Records shown:
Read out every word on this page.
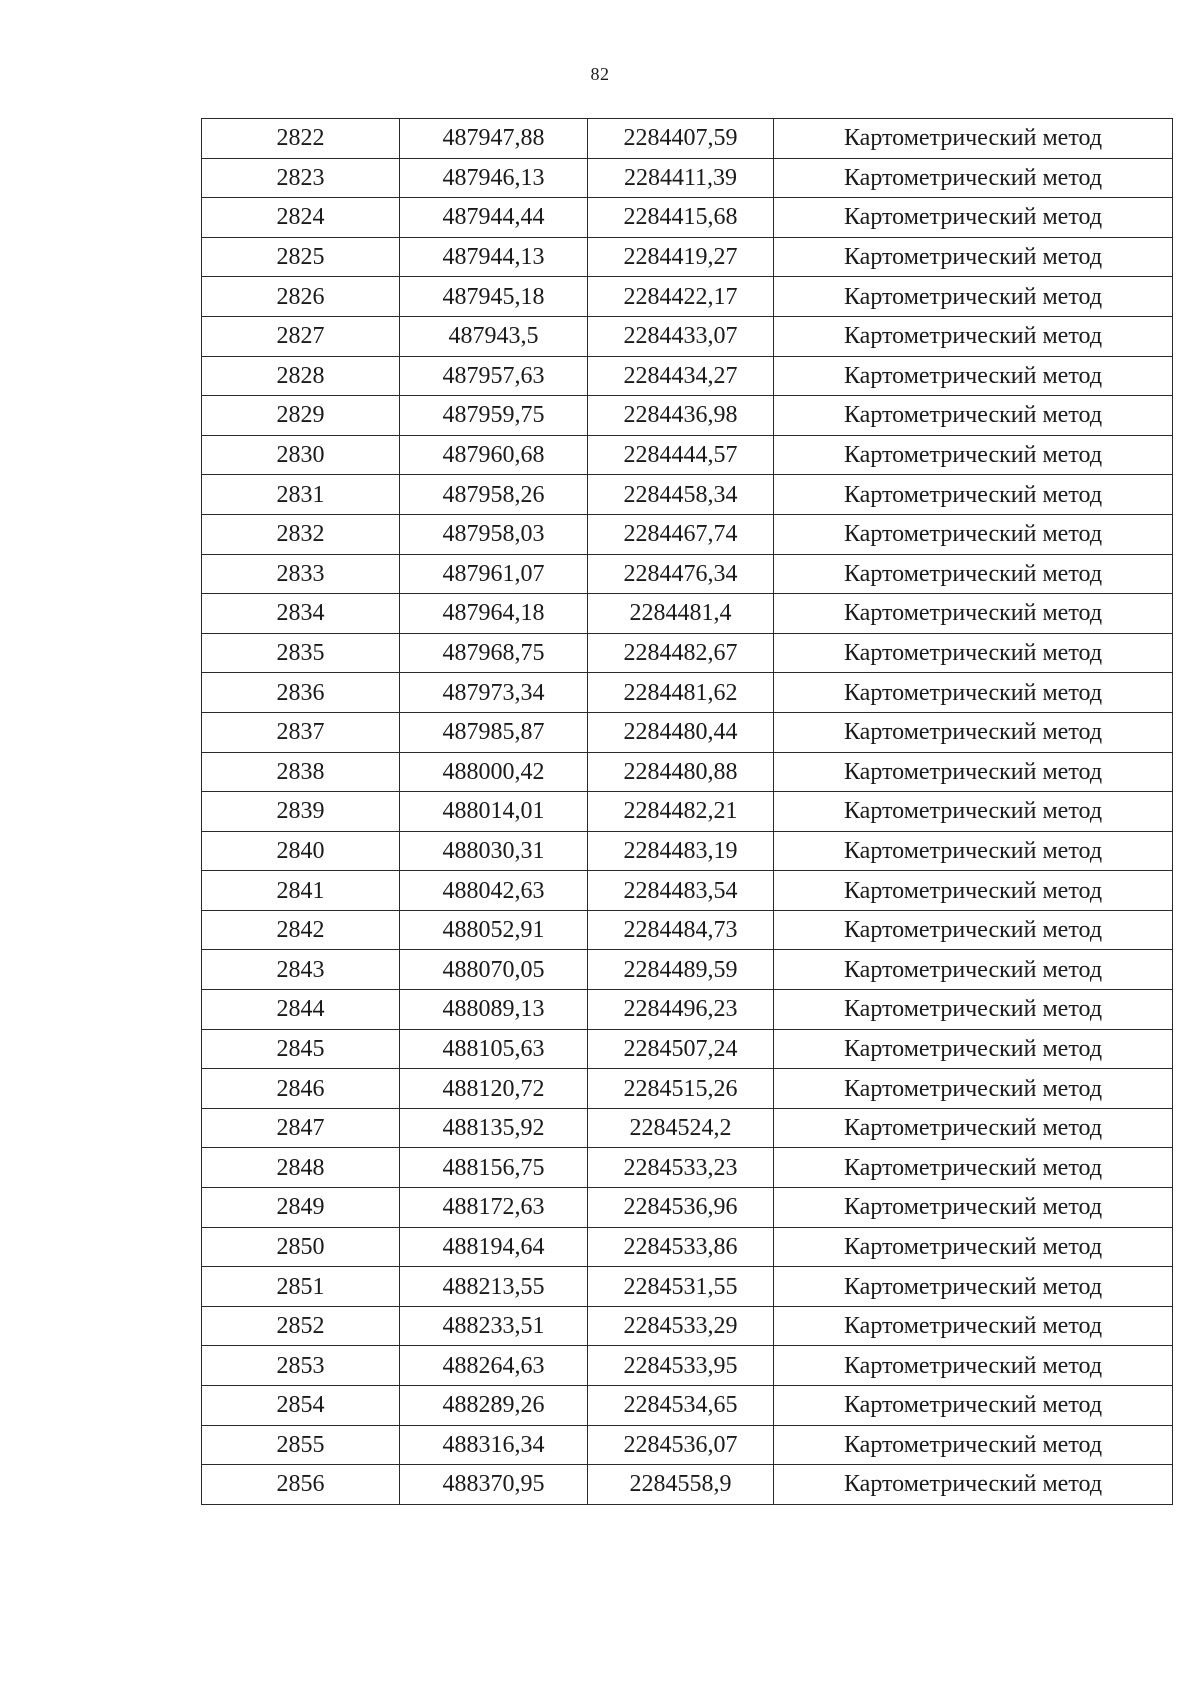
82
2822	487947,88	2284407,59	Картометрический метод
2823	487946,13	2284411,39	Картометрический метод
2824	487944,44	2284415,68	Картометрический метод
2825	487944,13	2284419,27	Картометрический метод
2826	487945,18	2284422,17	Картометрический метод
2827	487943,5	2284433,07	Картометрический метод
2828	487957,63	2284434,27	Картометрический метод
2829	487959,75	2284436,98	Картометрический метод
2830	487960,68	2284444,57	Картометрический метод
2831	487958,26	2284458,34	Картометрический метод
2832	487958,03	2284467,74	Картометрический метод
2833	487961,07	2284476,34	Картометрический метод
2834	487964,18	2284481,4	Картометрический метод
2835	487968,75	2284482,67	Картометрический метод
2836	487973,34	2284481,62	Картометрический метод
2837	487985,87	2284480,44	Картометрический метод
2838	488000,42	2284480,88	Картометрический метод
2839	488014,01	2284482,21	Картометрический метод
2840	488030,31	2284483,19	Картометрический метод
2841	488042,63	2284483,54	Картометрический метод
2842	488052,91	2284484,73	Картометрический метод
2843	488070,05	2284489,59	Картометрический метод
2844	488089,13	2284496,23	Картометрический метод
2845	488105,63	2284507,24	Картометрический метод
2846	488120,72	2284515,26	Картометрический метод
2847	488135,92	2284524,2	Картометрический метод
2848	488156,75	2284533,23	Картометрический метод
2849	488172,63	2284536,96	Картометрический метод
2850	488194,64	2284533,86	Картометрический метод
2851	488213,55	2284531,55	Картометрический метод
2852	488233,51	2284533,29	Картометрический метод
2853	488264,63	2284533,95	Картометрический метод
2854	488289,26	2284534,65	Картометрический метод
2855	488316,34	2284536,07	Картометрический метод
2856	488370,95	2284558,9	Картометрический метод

...

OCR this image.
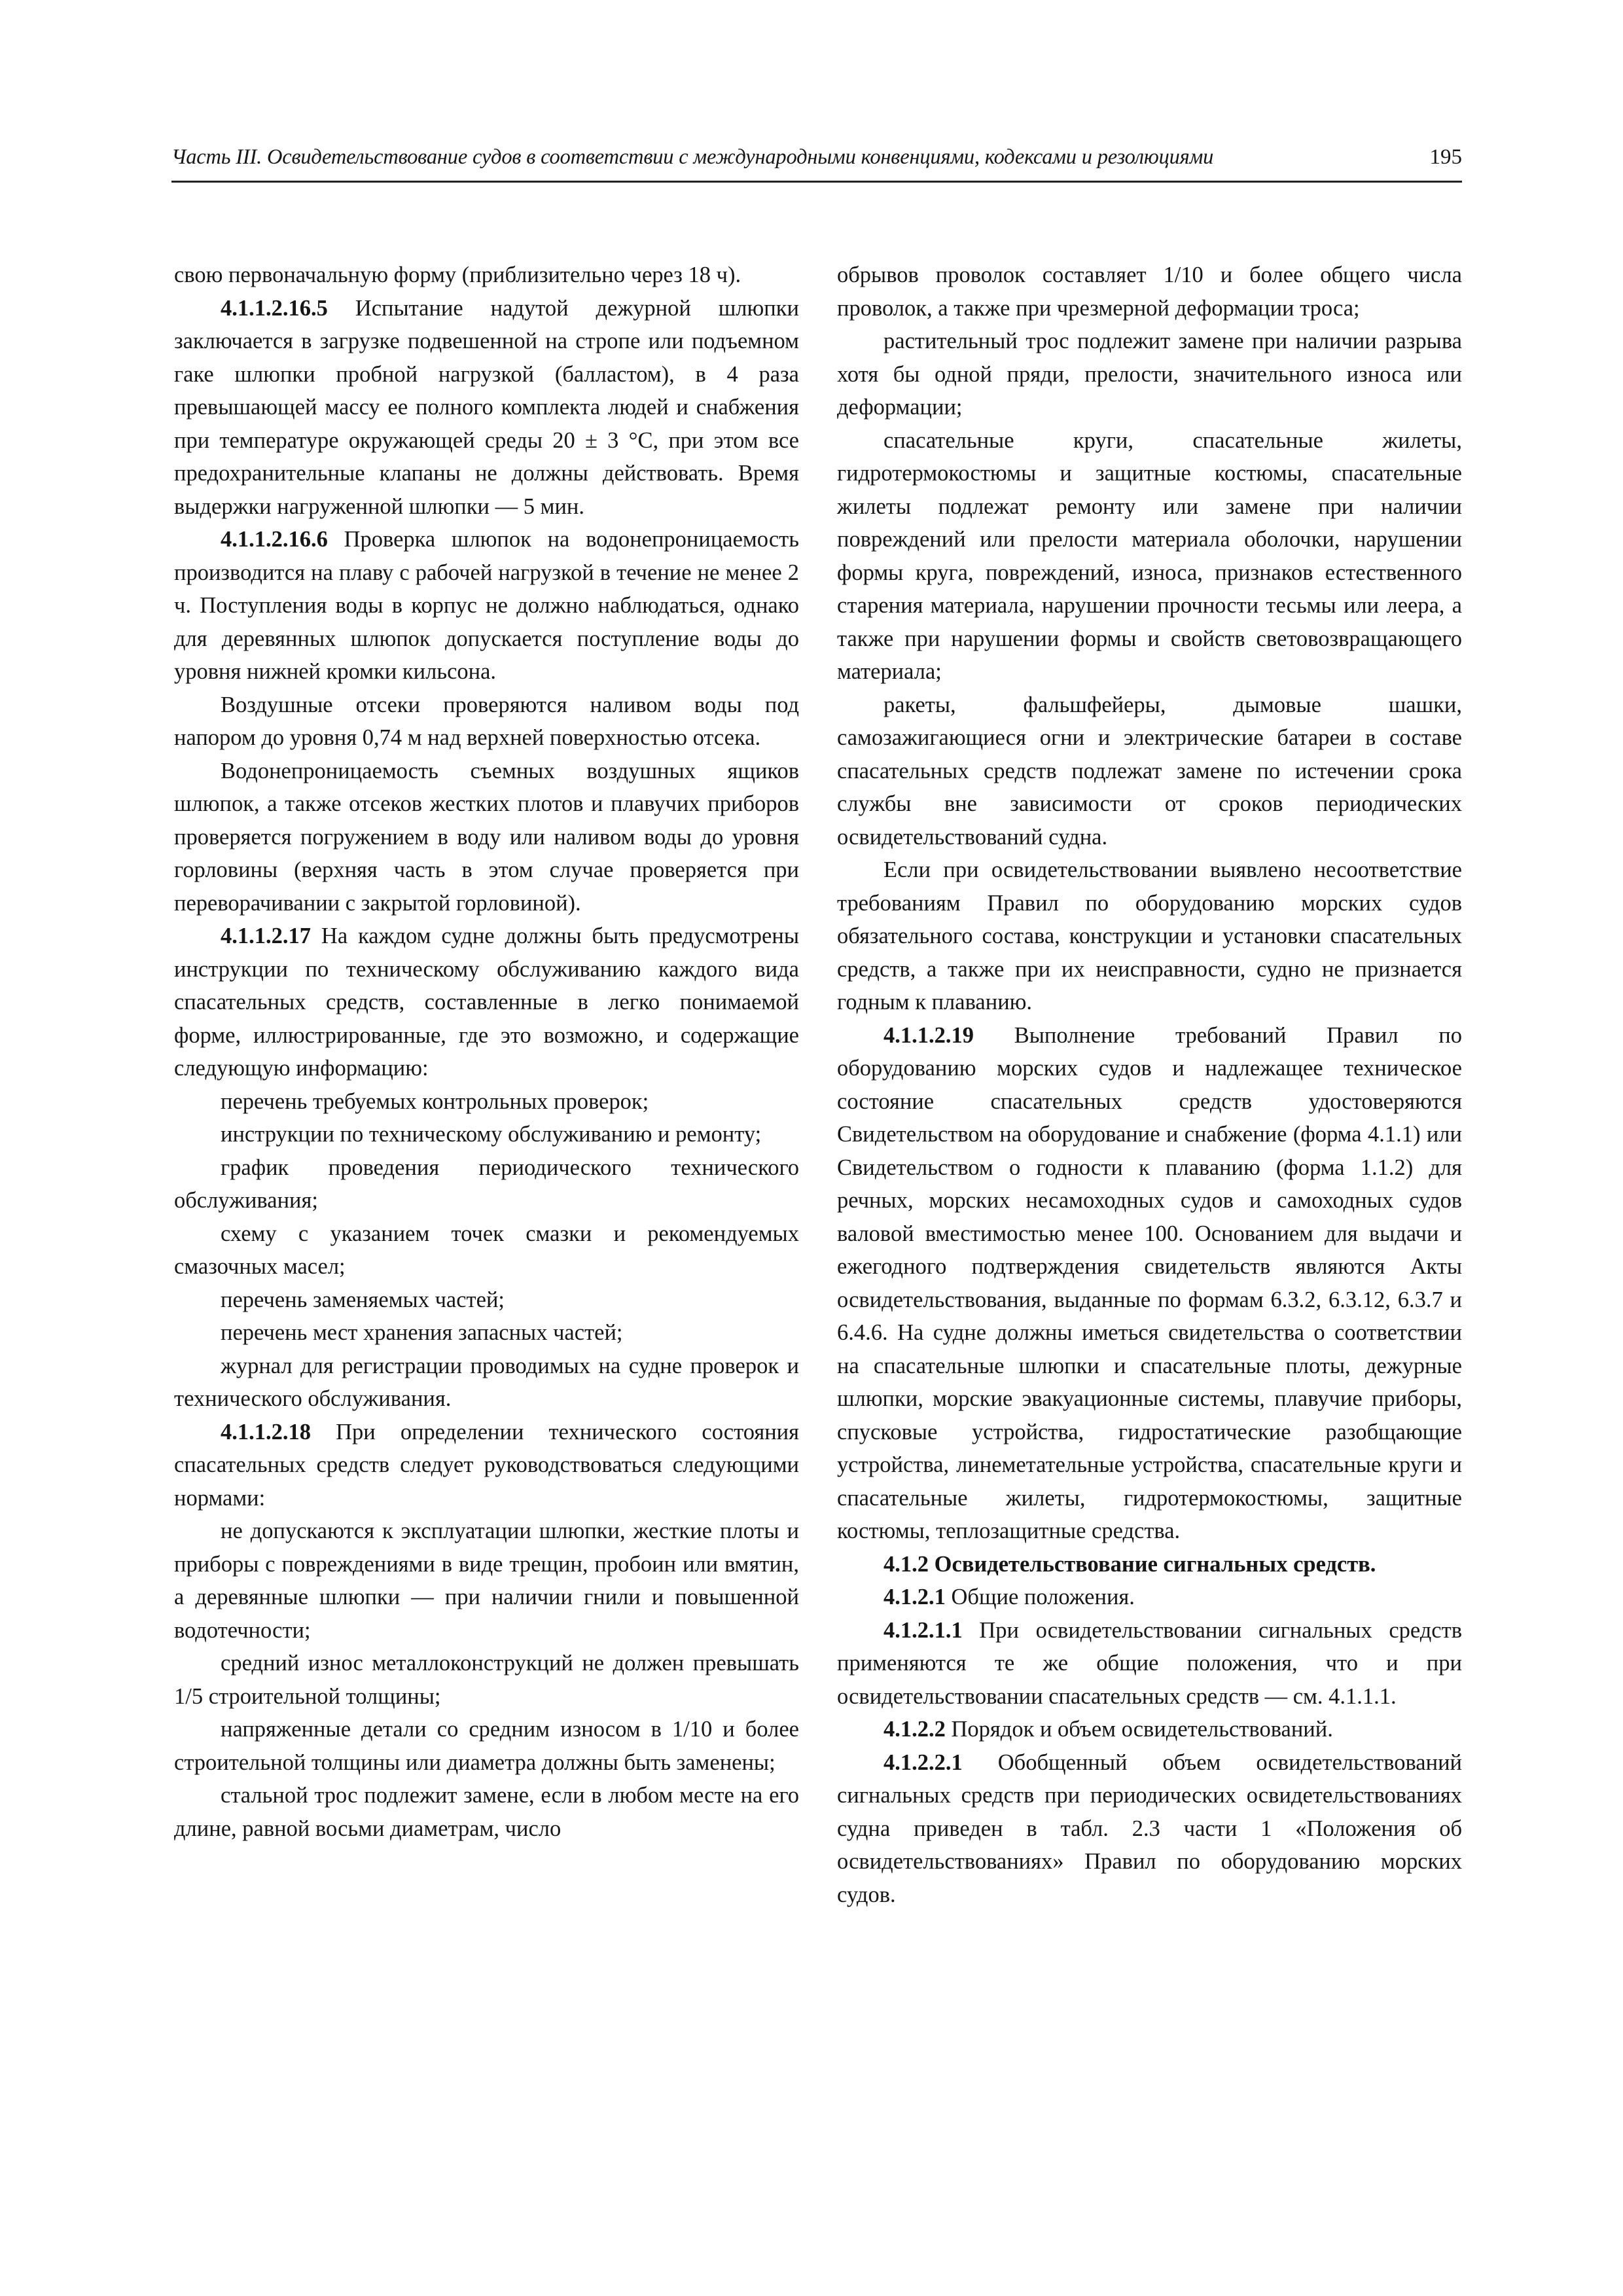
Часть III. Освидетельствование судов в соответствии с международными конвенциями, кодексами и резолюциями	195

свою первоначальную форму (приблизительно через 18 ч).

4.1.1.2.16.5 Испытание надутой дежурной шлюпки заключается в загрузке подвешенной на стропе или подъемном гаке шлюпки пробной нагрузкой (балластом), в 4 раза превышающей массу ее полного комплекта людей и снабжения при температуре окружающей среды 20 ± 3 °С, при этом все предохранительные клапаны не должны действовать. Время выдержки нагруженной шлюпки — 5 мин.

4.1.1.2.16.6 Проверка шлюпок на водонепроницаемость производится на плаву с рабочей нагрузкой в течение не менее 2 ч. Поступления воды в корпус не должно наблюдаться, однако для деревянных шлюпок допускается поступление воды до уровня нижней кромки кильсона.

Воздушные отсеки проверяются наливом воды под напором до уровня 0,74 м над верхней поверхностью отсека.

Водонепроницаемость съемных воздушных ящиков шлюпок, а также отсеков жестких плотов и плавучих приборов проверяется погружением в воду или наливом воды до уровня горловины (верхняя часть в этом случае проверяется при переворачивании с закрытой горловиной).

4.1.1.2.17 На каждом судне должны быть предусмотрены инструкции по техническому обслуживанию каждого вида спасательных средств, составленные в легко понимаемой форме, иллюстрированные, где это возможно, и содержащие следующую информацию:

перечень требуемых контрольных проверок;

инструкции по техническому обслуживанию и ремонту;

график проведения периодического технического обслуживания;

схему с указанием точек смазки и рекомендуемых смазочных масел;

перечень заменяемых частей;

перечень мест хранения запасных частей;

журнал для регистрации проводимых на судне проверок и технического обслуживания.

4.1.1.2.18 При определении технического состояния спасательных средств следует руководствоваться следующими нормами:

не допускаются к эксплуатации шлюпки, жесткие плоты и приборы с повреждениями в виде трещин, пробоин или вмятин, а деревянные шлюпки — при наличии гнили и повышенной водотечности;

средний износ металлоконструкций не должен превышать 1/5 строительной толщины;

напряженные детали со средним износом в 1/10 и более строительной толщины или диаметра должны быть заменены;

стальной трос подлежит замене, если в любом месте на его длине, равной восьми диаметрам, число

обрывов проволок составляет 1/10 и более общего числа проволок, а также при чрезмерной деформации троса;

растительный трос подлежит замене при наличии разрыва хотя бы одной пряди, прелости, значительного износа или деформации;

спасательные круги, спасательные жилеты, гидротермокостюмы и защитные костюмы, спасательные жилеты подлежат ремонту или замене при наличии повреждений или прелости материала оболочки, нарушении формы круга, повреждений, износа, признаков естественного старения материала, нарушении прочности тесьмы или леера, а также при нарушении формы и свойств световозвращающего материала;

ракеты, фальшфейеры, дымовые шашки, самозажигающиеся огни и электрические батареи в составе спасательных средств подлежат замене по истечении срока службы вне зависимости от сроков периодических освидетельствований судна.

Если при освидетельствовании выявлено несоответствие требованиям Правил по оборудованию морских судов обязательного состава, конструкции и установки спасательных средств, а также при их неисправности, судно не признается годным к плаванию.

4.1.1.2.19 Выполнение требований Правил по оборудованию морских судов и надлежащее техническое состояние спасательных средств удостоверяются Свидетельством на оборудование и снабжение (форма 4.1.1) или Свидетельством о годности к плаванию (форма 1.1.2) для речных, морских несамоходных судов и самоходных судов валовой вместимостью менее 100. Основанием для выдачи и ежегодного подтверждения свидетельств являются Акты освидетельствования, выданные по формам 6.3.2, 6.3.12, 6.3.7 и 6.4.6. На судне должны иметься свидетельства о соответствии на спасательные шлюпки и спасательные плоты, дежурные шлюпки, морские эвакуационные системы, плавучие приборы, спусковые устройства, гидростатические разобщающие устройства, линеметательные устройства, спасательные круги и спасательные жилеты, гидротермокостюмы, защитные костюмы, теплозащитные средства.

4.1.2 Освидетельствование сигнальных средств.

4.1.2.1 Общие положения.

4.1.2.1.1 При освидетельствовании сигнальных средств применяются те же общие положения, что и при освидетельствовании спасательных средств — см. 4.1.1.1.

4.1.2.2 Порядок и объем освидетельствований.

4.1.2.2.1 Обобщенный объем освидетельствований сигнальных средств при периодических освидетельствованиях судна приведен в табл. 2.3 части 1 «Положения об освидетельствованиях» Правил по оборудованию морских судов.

Directions for this task:
Copy all lines of the material above where the string "обслуживания" occurs.

Exercise answer:
график проведения периодического технического обслуживания;
журнал для регистрации проводимых на судне проверок и технического обслуживания.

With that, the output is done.